→ **What you are asked to do**
Reproduce every line of the records below word for word, keeping their order and line breaks.

→ **Records for the exercise**
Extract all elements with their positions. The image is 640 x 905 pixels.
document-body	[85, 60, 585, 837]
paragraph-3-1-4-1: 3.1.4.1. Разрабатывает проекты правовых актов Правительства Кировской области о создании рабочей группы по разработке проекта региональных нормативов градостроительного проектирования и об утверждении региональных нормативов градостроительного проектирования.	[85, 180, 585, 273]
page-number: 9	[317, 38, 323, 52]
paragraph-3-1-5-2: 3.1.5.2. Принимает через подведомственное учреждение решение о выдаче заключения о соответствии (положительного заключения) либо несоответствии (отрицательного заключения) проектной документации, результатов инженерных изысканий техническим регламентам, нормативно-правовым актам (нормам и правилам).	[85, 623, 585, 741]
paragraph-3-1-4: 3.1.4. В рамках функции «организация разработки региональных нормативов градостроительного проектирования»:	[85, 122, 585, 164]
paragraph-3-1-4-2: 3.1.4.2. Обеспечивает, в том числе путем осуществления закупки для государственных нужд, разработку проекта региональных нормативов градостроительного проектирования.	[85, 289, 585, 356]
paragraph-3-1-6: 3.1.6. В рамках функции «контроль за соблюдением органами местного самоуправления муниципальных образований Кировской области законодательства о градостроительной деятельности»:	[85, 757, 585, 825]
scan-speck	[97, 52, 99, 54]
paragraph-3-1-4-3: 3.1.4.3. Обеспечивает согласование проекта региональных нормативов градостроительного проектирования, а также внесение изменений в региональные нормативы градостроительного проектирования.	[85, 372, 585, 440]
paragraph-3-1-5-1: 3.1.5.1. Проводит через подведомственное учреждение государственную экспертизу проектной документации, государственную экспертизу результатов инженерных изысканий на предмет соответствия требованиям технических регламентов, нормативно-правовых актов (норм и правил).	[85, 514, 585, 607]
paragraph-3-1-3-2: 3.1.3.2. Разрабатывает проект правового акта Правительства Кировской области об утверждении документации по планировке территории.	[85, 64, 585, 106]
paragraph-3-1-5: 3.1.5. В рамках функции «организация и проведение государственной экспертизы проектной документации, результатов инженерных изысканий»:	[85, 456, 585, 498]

→ **Expected output**
Extract all elements with their positions. The image is 640 x 905 pixels.
document-body	[85, 60, 585, 837]
paragraph-3-1-4-1: 3.1.4.1. Разрабатывает проекты правовых актов Правительства Кировской области о создании рабочей группы по разработке проекта региональных нормативов градостроительного проектирования и об утверждении региональных нормативов градостроительного проектирования.	[85, 180, 585, 273]
page-number: 9	[317, 38, 323, 52]
paragraph-3-1-5-2: 3.1.5.2. Принимает через подведомственное учреждение решение о выдаче заключения о соответствии (положительного заключения) либо несоответствии (отрицательного заключения) проектной документации, результатов инженерных изысканий техническим регламентам, нормативно-правовым актам (нормам и правилам).	[85, 623, 585, 741]
paragraph-3-1-4: 3.1.4. В рамках функции «организация разработки региональных нормативов градостроительного проектирования»:	[85, 122, 585, 164]
paragraph-3-1-4-2: 3.1.4.2. Обеспечивает, в том числе путем осуществления закупки для государственных нужд, разработку проекта региональных нормативов градостроительного проектирования.	[85, 289, 585, 356]
paragraph-3-1-6: 3.1.6. В рамках функции «контроль за соблюдением органами местного самоуправления муниципальных образований Кировской области законодательства о градостроительной деятельности»:	[85, 757, 585, 825]
scan-speck	[97, 52, 99, 54]
paragraph-3-1-4-3: 3.1.4.3. Обеспечивает согласование проекта региональных нормативов градостроительного проектирования, а также внесение изменений в региональные нормативы градостроительного проектирования.	[85, 372, 585, 440]
paragraph-3-1-5-1: 3.1.5.1. Проводит через подведомственное учреждение государственную экспертизу проектной документации, государственную экспертизу результатов инженерных изысканий на предмет соответствия требованиям технических регламентов, нормативно-правовых актов (норм и правил).	[85, 514, 585, 607]
paragraph-3-1-3-2: 3.1.3.2. Разрабатывает проект правового акта Правительства Кировской области об утверждении документации по планировке территории.	[85, 64, 585, 106]
paragraph-3-1-5: 3.1.5. В рамках функции «организация и проведение государственной экспертизы проектной документации, результатов инженерных изысканий»:	[85, 456, 585, 498]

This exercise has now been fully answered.